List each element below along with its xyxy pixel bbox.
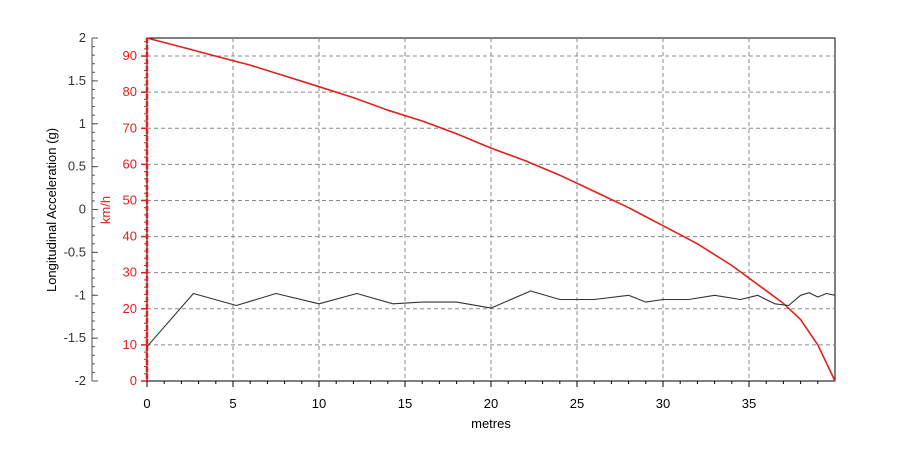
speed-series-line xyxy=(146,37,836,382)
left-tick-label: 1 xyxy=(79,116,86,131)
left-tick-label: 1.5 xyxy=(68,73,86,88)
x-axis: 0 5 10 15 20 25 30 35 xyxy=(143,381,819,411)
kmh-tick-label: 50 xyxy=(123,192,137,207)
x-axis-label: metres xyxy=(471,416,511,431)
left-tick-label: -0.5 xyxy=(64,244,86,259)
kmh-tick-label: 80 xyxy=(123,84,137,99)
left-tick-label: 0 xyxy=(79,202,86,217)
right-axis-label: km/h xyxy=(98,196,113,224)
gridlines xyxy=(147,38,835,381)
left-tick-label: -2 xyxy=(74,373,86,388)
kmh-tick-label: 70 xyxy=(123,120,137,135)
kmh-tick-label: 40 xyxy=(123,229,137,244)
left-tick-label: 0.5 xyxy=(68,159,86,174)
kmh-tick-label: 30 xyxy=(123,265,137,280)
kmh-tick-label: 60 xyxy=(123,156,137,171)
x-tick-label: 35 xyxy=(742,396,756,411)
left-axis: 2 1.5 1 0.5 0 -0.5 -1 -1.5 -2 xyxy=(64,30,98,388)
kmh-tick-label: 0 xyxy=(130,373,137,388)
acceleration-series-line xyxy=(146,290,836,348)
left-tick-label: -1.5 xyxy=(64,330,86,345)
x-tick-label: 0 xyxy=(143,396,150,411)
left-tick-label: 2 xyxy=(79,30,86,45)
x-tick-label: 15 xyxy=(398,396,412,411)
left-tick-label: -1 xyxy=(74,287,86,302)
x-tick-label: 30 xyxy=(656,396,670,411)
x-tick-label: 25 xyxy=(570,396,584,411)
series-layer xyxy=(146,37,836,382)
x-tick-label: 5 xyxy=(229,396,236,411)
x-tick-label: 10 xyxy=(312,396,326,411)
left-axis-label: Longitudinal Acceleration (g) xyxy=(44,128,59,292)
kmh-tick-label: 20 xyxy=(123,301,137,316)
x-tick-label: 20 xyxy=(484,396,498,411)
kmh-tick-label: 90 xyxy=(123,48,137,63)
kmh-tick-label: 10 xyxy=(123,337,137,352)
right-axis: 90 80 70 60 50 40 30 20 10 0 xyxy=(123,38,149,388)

====

§ TO BE DONE: Could you express the rows as a JSON list of strings, one string per line and blank lines left out, starting with the line that contains "speed-series-line xyxy=(146,37,836,382)" and going on through the line that contains "kmh-tick-label: 60 xyxy=(123,156,137,171)"?

§ FINAL ANSWER:
[
  "speed-series-line xyxy=(146,37,836,382)",
  "left-tick-label: 1 xyxy=(79,116,86,131)",
  "left-tick-label: 1.5 xyxy=(68,73,86,88)",
  "x-axis: 0 5 10 15 20 25 30 35 xyxy=(143,381,819,411)",
  "kmh-tick-label: 50 xyxy=(123,192,137,207)",
  "x-axis-label: metres xyxy=(471,416,511,431)",
  "left-tick-label: -0.5 xyxy=(64,244,86,259)",
  "kmh-tick-label: 80 xyxy=(123,84,137,99)",
  "left-tick-label: 0 xyxy=(79,202,86,217)",
  "right-axis-label: km/h xyxy=(98,196,113,224)",
  "gridlines xyxy=(147,38,835,381)",
  "left-tick-label: -2 xyxy=(74,373,86,388)",
  "kmh-tick-label: 70 xyxy=(123,120,137,135)",
  "kmh-tick-label: 40 xyxy=(123,229,137,244)",
  "left-tick-label: 0.5 xyxy=(68,159,86,174)",
  "kmh-tick-label: 30 xyxy=(123,265,137,280)",
  "kmh-tick-label: 60 xyxy=(123,156,137,171)"
]